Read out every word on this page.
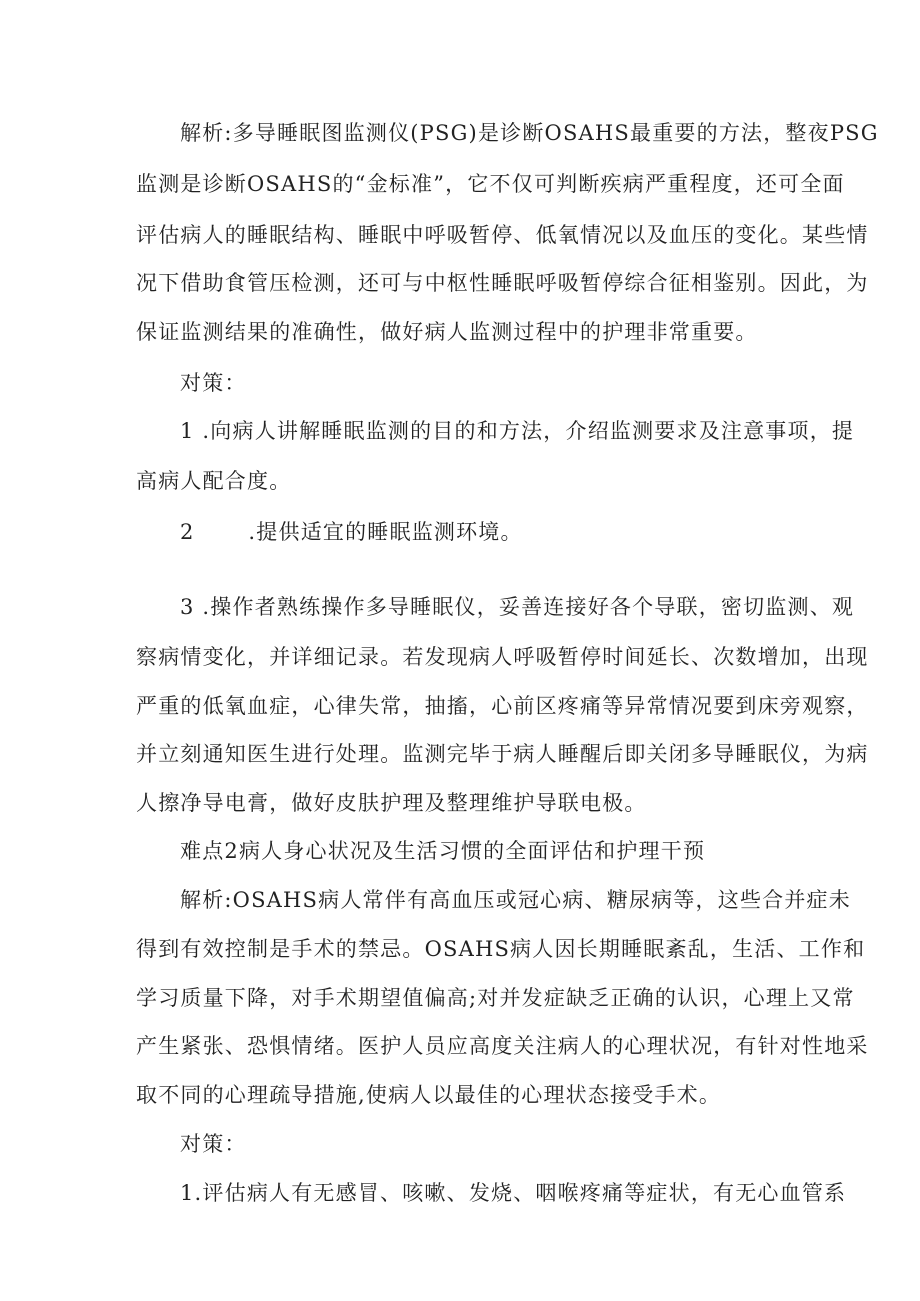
解析:多导睡眠图监测仪(PSG)是诊断OSAHS最重要的方法，整夜PSG

监测是诊断OSAHS的“金标准”，它不仅可判断疾病严重程度，还可全面

评估病人的睡眠结构、睡眠中呼吸暂停、低氧情况以及血压的变化。某些情

况下借助食管压检测，还可与中枢性睡眠呼吸暂停综合征相鉴别。因此，为

保证监测结果的准确性，做好病人监测过程中的护理非常重要。

对策：

1 .向病人讲解睡眠监测的目的和方法，介绍监测要求及注意事项，提

高病人配合度。

2 .提供适宜的睡眠监测环境。

3 .操作者熟练操作多导睡眠仪，妥善连接好各个导联，密切监测、观

察病情变化，并详细记录。若发现病人呼吸暂停时间延长、次数增加，出现

严重的低氧血症，心律失常，抽搐，心前区疼痛等异常情况要到床旁观察，

并立刻通知医生进行处理。监测完毕于病人睡醒后即关闭多导睡眠仪，为病

人擦净导电膏，做好皮肤护理及整理维护导联电极。

难点2病人身心状况及生活习惯的全面评估和护理干预

解析:OSAHS病人常伴有高血压或冠心病、糖尿病等，这些合并症未

得到有效控制是手术的禁忌。OSAHS病人因长期睡眠紊乱，生活、工作和

学习质量下降，对手术期望值偏高;对并发症缺乏正确的认识，心理上又常

产生紧张、恐惧情绪。医护人员应高度关注病人的心理状况，有针对性地采

取不同的心理疏导措施,使病人以最佳的心理状态接受手术。

对策：

1.评估病人有无感冒、咳嗽、发烧、咽喉疼痛等症状，有无心血管系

· · · ·

Every line of the data above should be quoted exactly. Omit the pictures.

Read out every word on this page.
解析:多导睡眠图监测仪(PSG)是诊断OSAHS最重要的方法，整夜PSG

监测是诊断OSAHS的“金标准”，它不仅可判断疾病严重程度，还可全面

评估病人的睡眠结构、睡眠中呼吸暂停、低氧情况以及血压的变化。某些情

况下借助食管压检测，还可与中枢性睡眠呼吸暂停综合征相鉴别。因此，为

保证监测结果的准确性，做好病人监测过程中的护理非常重要。

对策：

1 .向病人讲解睡眠监测的目的和方法，介绍监测要求及注意事项，提

高病人配合度。

2 .提供适宜的睡眠监测环境。

3 .操作者熟练操作多导睡眠仪，妥善连接好各个导联，密切监测、观

察病情变化，并详细记录。若发现病人呼吸暂停时间延长、次数增加，出现

严重的低氧血症，心律失常，抽搐，心前区疼痛等异常情况要到床旁观察，

并立刻通知医生进行处理。监测完毕于病人睡醒后即关闭多导睡眠仪，为病

人擦净导电膏，做好皮肤护理及整理维护导联电极。

难点2病人身心状况及生活习惯的全面评估和护理干预

解析:OSAHS病人常伴有高血压或冠心病、糖尿病等，这些合并症未

得到有效控制是手术的禁忌。OSAHS病人因长期睡眠紊乱，生活、工作和

学习质量下降，对手术期望值偏高;对并发症缺乏正确的认识，心理上又常

产生紧张、恐惧情绪。医护人员应高度关注病人的心理状况，有针对性地采

取不同的心理疏导措施,使病人以最佳的心理状态接受手术。

对策：

1.评估病人有无感冒、咳嗽、发烧、咽喉疼痛等症状，有无心血管系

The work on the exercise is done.